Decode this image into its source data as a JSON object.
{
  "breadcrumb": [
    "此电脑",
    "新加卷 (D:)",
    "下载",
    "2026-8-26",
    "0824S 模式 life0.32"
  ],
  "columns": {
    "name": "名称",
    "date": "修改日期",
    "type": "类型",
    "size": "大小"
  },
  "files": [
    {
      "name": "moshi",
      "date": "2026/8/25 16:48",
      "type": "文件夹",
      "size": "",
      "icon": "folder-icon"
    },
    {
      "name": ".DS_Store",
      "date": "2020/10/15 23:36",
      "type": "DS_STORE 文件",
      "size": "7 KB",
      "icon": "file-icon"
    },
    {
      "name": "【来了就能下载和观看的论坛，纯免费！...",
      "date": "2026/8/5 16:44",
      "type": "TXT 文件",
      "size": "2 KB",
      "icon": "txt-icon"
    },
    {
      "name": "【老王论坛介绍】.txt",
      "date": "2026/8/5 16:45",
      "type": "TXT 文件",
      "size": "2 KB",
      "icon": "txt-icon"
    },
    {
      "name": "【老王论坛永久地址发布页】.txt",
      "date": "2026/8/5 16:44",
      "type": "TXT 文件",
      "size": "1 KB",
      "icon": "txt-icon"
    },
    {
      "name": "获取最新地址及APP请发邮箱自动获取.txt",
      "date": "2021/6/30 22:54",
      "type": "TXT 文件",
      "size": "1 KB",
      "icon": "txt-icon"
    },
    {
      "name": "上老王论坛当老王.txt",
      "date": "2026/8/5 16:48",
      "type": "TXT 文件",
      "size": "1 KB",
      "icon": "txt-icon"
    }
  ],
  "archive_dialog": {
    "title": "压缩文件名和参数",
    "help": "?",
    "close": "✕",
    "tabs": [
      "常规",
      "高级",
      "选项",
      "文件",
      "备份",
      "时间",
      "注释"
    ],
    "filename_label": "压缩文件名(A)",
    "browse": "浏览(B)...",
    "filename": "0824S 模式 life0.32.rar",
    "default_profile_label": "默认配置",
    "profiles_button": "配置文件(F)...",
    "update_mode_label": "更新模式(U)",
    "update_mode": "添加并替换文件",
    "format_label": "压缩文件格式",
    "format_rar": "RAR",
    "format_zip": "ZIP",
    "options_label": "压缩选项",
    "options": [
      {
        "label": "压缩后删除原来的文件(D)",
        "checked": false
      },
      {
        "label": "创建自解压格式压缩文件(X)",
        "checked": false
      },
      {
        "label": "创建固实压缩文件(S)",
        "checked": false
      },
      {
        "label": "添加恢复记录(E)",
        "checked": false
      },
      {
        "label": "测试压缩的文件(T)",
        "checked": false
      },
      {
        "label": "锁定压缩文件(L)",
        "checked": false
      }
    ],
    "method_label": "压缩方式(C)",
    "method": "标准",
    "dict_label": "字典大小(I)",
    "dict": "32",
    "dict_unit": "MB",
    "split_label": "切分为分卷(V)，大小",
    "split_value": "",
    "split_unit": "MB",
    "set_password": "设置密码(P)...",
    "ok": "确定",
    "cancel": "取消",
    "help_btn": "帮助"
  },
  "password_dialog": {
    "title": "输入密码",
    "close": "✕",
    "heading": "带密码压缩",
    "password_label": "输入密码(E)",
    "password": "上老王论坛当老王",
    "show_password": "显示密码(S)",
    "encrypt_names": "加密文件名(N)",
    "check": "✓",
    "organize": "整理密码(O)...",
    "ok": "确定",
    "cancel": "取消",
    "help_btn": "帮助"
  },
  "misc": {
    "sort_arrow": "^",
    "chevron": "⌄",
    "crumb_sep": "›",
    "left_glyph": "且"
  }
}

» **Task to carry out**
Every line above should be written out again exactly as it stands.

» **Task answer**
Decode this image into its source data as a JSON object.
{
  "breadcrumb": [
    "此电脑",
    "新加卷 (D:)",
    "下载",
    "2026-8-26",
    "0824S 模式 life0.32"
  ],
  "columns": {
    "name": "名称",
    "date": "修改日期",
    "type": "类型",
    "size": "大小"
  },
  "files": [
    {
      "name": "moshi",
      "date": "2026/8/25 16:48",
      "type": "文件夹",
      "size": "",
      "icon": "folder-icon"
    },
    {
      "name": ".DS_Store",
      "date": "2020/10/15 23:36",
      "type": "DS_STORE 文件",
      "size": "7 KB",
      "icon": "file-icon"
    },
    {
      "name": "【来了就能下载和观看的论坛，纯免费！...",
      "date": "2026/8/5 16:44",
      "type": "TXT 文件",
      "size": "2 KB",
      "icon": "txt-icon"
    },
    {
      "name": "【老王论坛介绍】.txt",
      "date": "2026/8/5 16:45",
      "type": "TXT 文件",
      "size": "2 KB",
      "icon": "txt-icon"
    },
    {
      "name": "【老王论坛永久地址发布页】.txt",
      "date": "2026/8/5 16:44",
      "type": "TXT 文件",
      "size": "1 KB",
      "icon": "txt-icon"
    },
    {
      "name": "获取最新地址及APP请发邮箱自动获取.txt",
      "date": "2021/6/30 22:54",
      "type": "TXT 文件",
      "size": "1 KB",
      "icon": "txt-icon"
    },
    {
      "name": "上老王论坛当老王.txt",
      "date": "2026/8/5 16:48",
      "type": "TXT 文件",
      "size": "1 KB",
      "icon": "txt-icon"
    }
  ],
  "archive_dialog": {
    "title": "压缩文件名和参数",
    "help": "?",
    "close": "✕",
    "tabs": [
      "常规",
      "高级",
      "选项",
      "文件",
      "备份",
      "时间",
      "注释"
    ],
    "filename_label": "压缩文件名(A)",
    "browse": "浏览(B)...",
    "filename": "0824S 模式 life0.32.rar",
    "default_profile_label": "默认配置",
    "profiles_button": "配置文件(F)...",
    "update_mode_label": "更新模式(U)",
    "update_mode": "添加并替换文件",
    "format_label": "压缩文件格式",
    "format_rar": "RAR",
    "format_zip": "ZIP",
    "options_label": "压缩选项",
    "options": [
      {
        "label": "压缩后删除原来的文件(D)",
        "checked": false
      },
      {
        "label": "创建自解压格式压缩文件(X)",
        "checked": false
      },
      {
        "label": "创建固实压缩文件(S)",
        "checked": false
      },
      {
        "label": "添加恢复记录(E)",
        "checked": false
      },
      {
        "label": "测试压缩的文件(T)",
        "checked": false
      },
      {
        "label": "锁定压缩文件(L)",
        "checked": false
      }
    ],
    "method_label": "压缩方式(C)",
    "method": "标准",
    "dict_label": "字典大小(I)",
    "dict": "32",
    "dict_unit": "MB",
    "split_label": "切分为分卷(V)，大小",
    "split_value": "",
    "split_unit": "MB",
    "set_password": "设置密码(P)...",
    "ok": "确定",
    "cancel": "取消",
    "help_btn": "帮助"
  },
  "password_dialog": {
    "title": "输入密码",
    "close": "✕",
    "heading": "带密码压缩",
    "password_label": "输入密码(E)",
    "password": "上老王论坛当老王",
    "show_password": "显示密码(S)",
    "encrypt_names": "加密文件名(N)",
    "check": "✓",
    "organize": "整理密码(O)...",
    "ok": "确定",
    "cancel": "取消",
    "help_btn": "帮助"
  },
  "misc": {
    "sort_arrow": "^",
    "chevron": "⌄",
    "crumb_sep": "›",
    "left_glyph": "且"
  }
}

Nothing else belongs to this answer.